Extracted entries:

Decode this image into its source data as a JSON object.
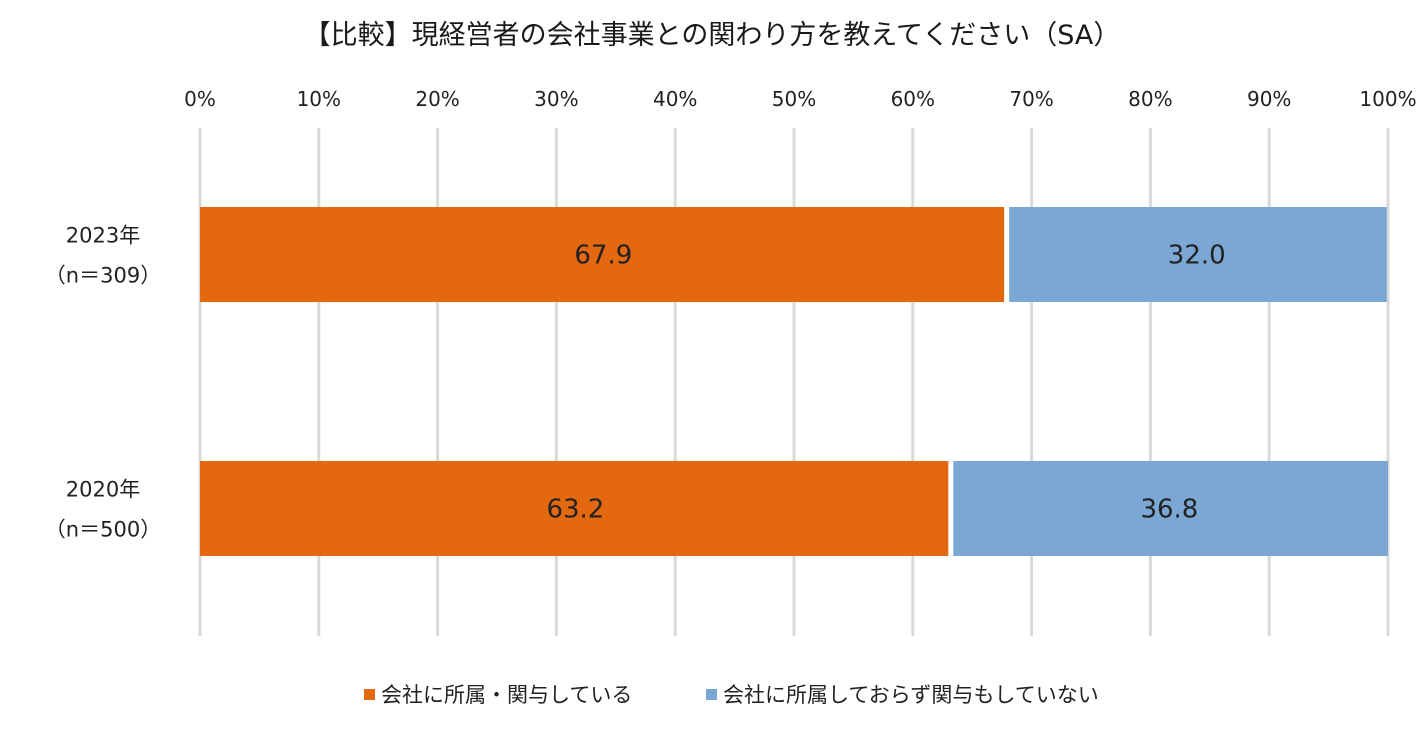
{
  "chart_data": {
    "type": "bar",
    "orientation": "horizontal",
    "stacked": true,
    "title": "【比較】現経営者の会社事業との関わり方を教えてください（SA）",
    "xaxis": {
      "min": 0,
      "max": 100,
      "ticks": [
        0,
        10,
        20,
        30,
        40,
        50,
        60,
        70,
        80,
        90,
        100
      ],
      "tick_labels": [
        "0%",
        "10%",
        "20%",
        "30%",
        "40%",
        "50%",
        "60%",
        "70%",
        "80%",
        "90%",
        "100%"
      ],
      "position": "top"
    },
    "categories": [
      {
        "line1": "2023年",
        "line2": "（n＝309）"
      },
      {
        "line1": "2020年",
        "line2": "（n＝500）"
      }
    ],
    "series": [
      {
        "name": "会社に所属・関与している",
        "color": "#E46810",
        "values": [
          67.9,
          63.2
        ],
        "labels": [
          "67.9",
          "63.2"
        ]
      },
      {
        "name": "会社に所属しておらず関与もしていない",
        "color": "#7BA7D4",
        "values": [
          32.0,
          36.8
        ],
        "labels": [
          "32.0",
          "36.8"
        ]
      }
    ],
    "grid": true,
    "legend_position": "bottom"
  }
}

What the task asks: Set down the lines of the records above exactly, apart from the pictures.

Task solution:
Decode this image into its source data as a JSON object.
{
  "chart_data": {
    "type": "bar",
    "orientation": "horizontal",
    "stacked": true,
    "title": "【比較】現経営者の会社事業との関わり方を教えてください（SA）",
    "xaxis": {
      "min": 0,
      "max": 100,
      "ticks": [
        0,
        10,
        20,
        30,
        40,
        50,
        60,
        70,
        80,
        90,
        100
      ],
      "tick_labels": [
        "0%",
        "10%",
        "20%",
        "30%",
        "40%",
        "50%",
        "60%",
        "70%",
        "80%",
        "90%",
        "100%"
      ],
      "position": "top"
    },
    "categories": [
      {
        "line1": "2023年",
        "line2": "（n＝309）"
      },
      {
        "line1": "2020年",
        "line2": "（n＝500）"
      }
    ],
    "series": [
      {
        "name": "会社に所属・関与している",
        "color": "#E46810",
        "values": [
          67.9,
          63.2
        ],
        "labels": [
          "67.9",
          "63.2"
        ]
      },
      {
        "name": "会社に所属しておらず関与もしていない",
        "color": "#7BA7D4",
        "values": [
          32.0,
          36.8
        ],
        "labels": [
          "32.0",
          "36.8"
        ]
      }
    ],
    "grid": true,
    "legend_position": "bottom"
  }
}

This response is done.